> Work to complete
Faithfully return all lines, omitting every embedded picture.

Data entries

☆ ☆ ☆ ☆

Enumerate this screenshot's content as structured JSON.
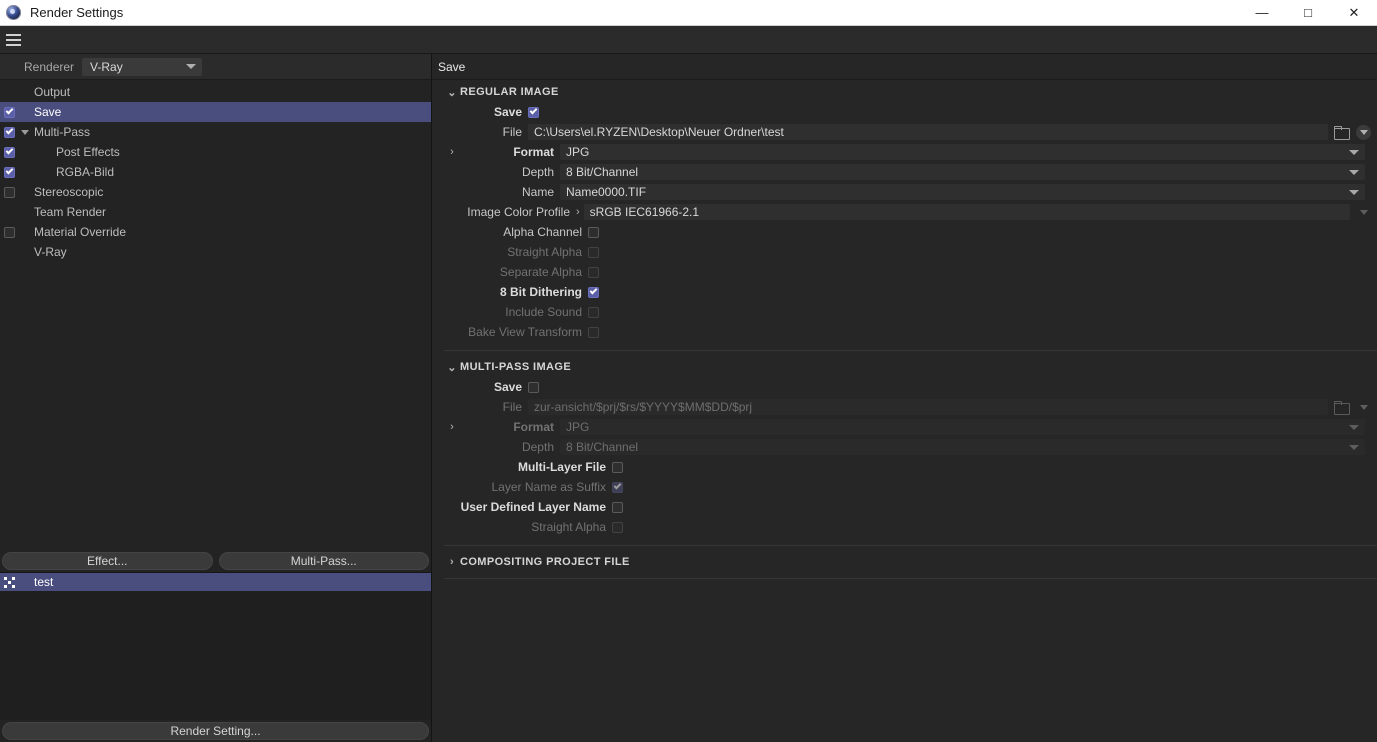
{
  "window": {
    "title": "Render Settings",
    "logo_icon": "cinema4d-logo-icon",
    "minimize_label": "—",
    "maximize_label": "□",
    "close_label": "✕"
  },
  "menubar": {
    "hamburger_icon": "hamburger-menu-icon"
  },
  "left": {
    "renderer": {
      "label": "Renderer",
      "value": "V-Ray"
    },
    "tree": [
      {
        "label": "Output",
        "checkbox": "none",
        "indent": 0,
        "selected": false,
        "twisty": "none"
      },
      {
        "label": "Save",
        "checkbox": "checked",
        "indent": 0,
        "selected": true,
        "twisty": "none"
      },
      {
        "label": "Multi-Pass",
        "checkbox": "checked",
        "indent": 0,
        "selected": false,
        "twisty": "down"
      },
      {
        "label": "Post Effects",
        "checkbox": "checked",
        "indent": 2,
        "selected": false,
        "twisty": "none"
      },
      {
        "label": "RGBA-Bild",
        "checkbox": "checked",
        "indent": 2,
        "selected": false,
        "twisty": "none"
      },
      {
        "label": "Stereoscopic",
        "checkbox": "unchecked",
        "indent": 0,
        "selected": false,
        "twisty": "none"
      },
      {
        "label": "Team Render",
        "checkbox": "none",
        "indent": 0,
        "selected": false,
        "twisty": "none"
      },
      {
        "label": "Material Override",
        "checkbox": "unchecked",
        "indent": 0,
        "selected": false,
        "twisty": "none"
      },
      {
        "label": "V-Ray",
        "checkbox": "none",
        "indent": 0,
        "selected": false,
        "twisty": "none"
      }
    ],
    "buttons": {
      "effect": "Effect...",
      "multipass": "Multi-Pass..."
    },
    "list": [
      {
        "label": "test",
        "icon": "render-setting-icon",
        "selected": true
      }
    ],
    "render_setting_button": "Render Setting..."
  },
  "right": {
    "title": "Save",
    "sections": [
      {
        "id": "regular-image",
        "header": "REGULAR IMAGE",
        "expanded": true,
        "chevron": "chevron-down-icon"
      },
      {
        "id": "multi-pass-image",
        "header": "MULTI-PASS IMAGE",
        "expanded": true,
        "chevron": "chevron-down-icon"
      },
      {
        "id": "compositing-project-file",
        "header": "COMPOSITING PROJECT FILE",
        "expanded": false,
        "chevron": "chevron-right-icon"
      }
    ],
    "regular": {
      "save": {
        "label": "Save",
        "checked": true
      },
      "file": {
        "label": "File",
        "value": "C:\\Users\\el.RYZEN\\Desktop\\Neuer Ordner\\test",
        "folder_icon": "folder-icon",
        "dropdown_icon": "chevron-down-icon"
      },
      "format": {
        "label": "Format",
        "value": "JPG",
        "twisty": "chevron-right-icon"
      },
      "depth": {
        "label": "Depth",
        "value": "8 Bit/Channel"
      },
      "name": {
        "label": "Name",
        "value": "Name0000.TIF"
      },
      "color_profile": {
        "label": "Image Color Profile",
        "value": "sRGB IEC61966-2.1",
        "arrow": "chevron-right-icon"
      },
      "checks": [
        {
          "label": "Alpha Channel",
          "checked": false,
          "enabled": true
        },
        {
          "label": "Straight Alpha",
          "checked": false,
          "enabled": false
        },
        {
          "label": "Separate Alpha",
          "checked": false,
          "enabled": false
        },
        {
          "label": "8 Bit Dithering",
          "checked": true,
          "enabled": true
        },
        {
          "label": "Include Sound",
          "checked": false,
          "enabled": false
        },
        {
          "label": "Bake View Transform",
          "checked": false,
          "enabled": false
        }
      ]
    },
    "multipass": {
      "save": {
        "label": "Save",
        "checked": false
      },
      "file": {
        "label": "File",
        "value": "zur-ansicht/$prj/$rs/$YYYY$MM$DD/$prj",
        "folder_icon": "folder-icon",
        "dropdown_icon": "chevron-down-icon"
      },
      "format": {
        "label": "Format",
        "value": "JPG",
        "twisty": "chevron-right-icon"
      },
      "depth": {
        "label": "Depth",
        "value": "8 Bit/Channel"
      },
      "checks": [
        {
          "label": "Multi-Layer File",
          "checked": false,
          "enabled": true
        },
        {
          "label": "Layer Name as Suffix",
          "checked": true,
          "enabled": false
        },
        {
          "label": "User Defined Layer Name",
          "checked": false,
          "enabled": true
        },
        {
          "label": "Straight Alpha",
          "checked": false,
          "enabled": false
        }
      ]
    }
  },
  "colors": {
    "accent_selection": "#4a4e7e",
    "checkbox_on": "#5b5fa8",
    "panel_bg": "#262626",
    "sidebar_bg": "#232323",
    "field_bg": "#2f2f2f"
  }
}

☆ ☆ ☆ ☆

> Complete response
Enumerate this screenshot's content as structured JSON.
{
  "window": {
    "title": "Render Settings",
    "logo_icon": "cinema4d-logo-icon",
    "minimize_label": "—",
    "maximize_label": "□",
    "close_label": "✕"
  },
  "menubar": {
    "hamburger_icon": "hamburger-menu-icon"
  },
  "left": {
    "renderer": {
      "label": "Renderer",
      "value": "V-Ray"
    },
    "tree": [
      {
        "label": "Output",
        "checkbox": "none",
        "indent": 0,
        "selected": false,
        "twisty": "none"
      },
      {
        "label": "Save",
        "checkbox": "checked",
        "indent": 0,
        "selected": true,
        "twisty": "none"
      },
      {
        "label": "Multi-Pass",
        "checkbox": "checked",
        "indent": 0,
        "selected": false,
        "twisty": "down"
      },
      {
        "label": "Post Effects",
        "checkbox": "checked",
        "indent": 2,
        "selected": false,
        "twisty": "none"
      },
      {
        "label": "RGBA-Bild",
        "checkbox": "checked",
        "indent": 2,
        "selected": false,
        "twisty": "none"
      },
      {
        "label": "Stereoscopic",
        "checkbox": "unchecked",
        "indent": 0,
        "selected": false,
        "twisty": "none"
      },
      {
        "label": "Team Render",
        "checkbox": "none",
        "indent": 0,
        "selected": false,
        "twisty": "none"
      },
      {
        "label": "Material Override",
        "checkbox": "unchecked",
        "indent": 0,
        "selected": false,
        "twisty": "none"
      },
      {
        "label": "V-Ray",
        "checkbox": "none",
        "indent": 0,
        "selected": false,
        "twisty": "none"
      }
    ],
    "buttons": {
      "effect": "Effect...",
      "multipass": "Multi-Pass..."
    },
    "list": [
      {
        "label": "test",
        "icon": "render-setting-icon",
        "selected": true
      }
    ],
    "render_setting_button": "Render Setting..."
  },
  "right": {
    "title": "Save",
    "sections": [
      {
        "id": "regular-image",
        "header": "REGULAR IMAGE",
        "expanded": true,
        "chevron": "chevron-down-icon"
      },
      {
        "id": "multi-pass-image",
        "header": "MULTI-PASS IMAGE",
        "expanded": true,
        "chevron": "chevron-down-icon"
      },
      {
        "id": "compositing-project-file",
        "header": "COMPOSITING PROJECT FILE",
        "expanded": false,
        "chevron": "chevron-right-icon"
      }
    ],
    "regular": {
      "save": {
        "label": "Save",
        "checked": true
      },
      "file": {
        "label": "File",
        "value": "C:\\Users\\el.RYZEN\\Desktop\\Neuer Ordner\\test",
        "folder_icon": "folder-icon",
        "dropdown_icon": "chevron-down-icon"
      },
      "format": {
        "label": "Format",
        "value": "JPG",
        "twisty": "chevron-right-icon"
      },
      "depth": {
        "label": "Depth",
        "value": "8 Bit/Channel"
      },
      "name": {
        "label": "Name",
        "value": "Name0000.TIF"
      },
      "color_profile": {
        "label": "Image Color Profile",
        "value": "sRGB IEC61966-2.1",
        "arrow": "chevron-right-icon"
      },
      "checks": [
        {
          "label": "Alpha Channel",
          "checked": false,
          "enabled": true
        },
        {
          "label": "Straight Alpha",
          "checked": false,
          "enabled": false
        },
        {
          "label": "Separate Alpha",
          "checked": false,
          "enabled": false
        },
        {
          "label": "8 Bit Dithering",
          "checked": true,
          "enabled": true
        },
        {
          "label": "Include Sound",
          "checked": false,
          "enabled": false
        },
        {
          "label": "Bake View Transform",
          "checked": false,
          "enabled": false
        }
      ]
    },
    "multipass": {
      "save": {
        "label": "Save",
        "checked": false
      },
      "file": {
        "label": "File",
        "value": "zur-ansicht/$prj/$rs/$YYYY$MM$DD/$prj",
        "folder_icon": "folder-icon",
        "dropdown_icon": "chevron-down-icon"
      },
      "format": {
        "label": "Format",
        "value": "JPG",
        "twisty": "chevron-right-icon"
      },
      "depth": {
        "label": "Depth",
        "value": "8 Bit/Channel"
      },
      "checks": [
        {
          "label": "Multi-Layer File",
          "checked": false,
          "enabled": true
        },
        {
          "label": "Layer Name as Suffix",
          "checked": true,
          "enabled": false
        },
        {
          "label": "User Defined Layer Name",
          "checked": false,
          "enabled": true
        },
        {
          "label": "Straight Alpha",
          "checked": false,
          "enabled": false
        }
      ]
    }
  },
  "colors": {
    "accent_selection": "#4a4e7e",
    "checkbox_on": "#5b5fa8",
    "panel_bg": "#262626",
    "sidebar_bg": "#232323",
    "field_bg": "#2f2f2f"
  }
}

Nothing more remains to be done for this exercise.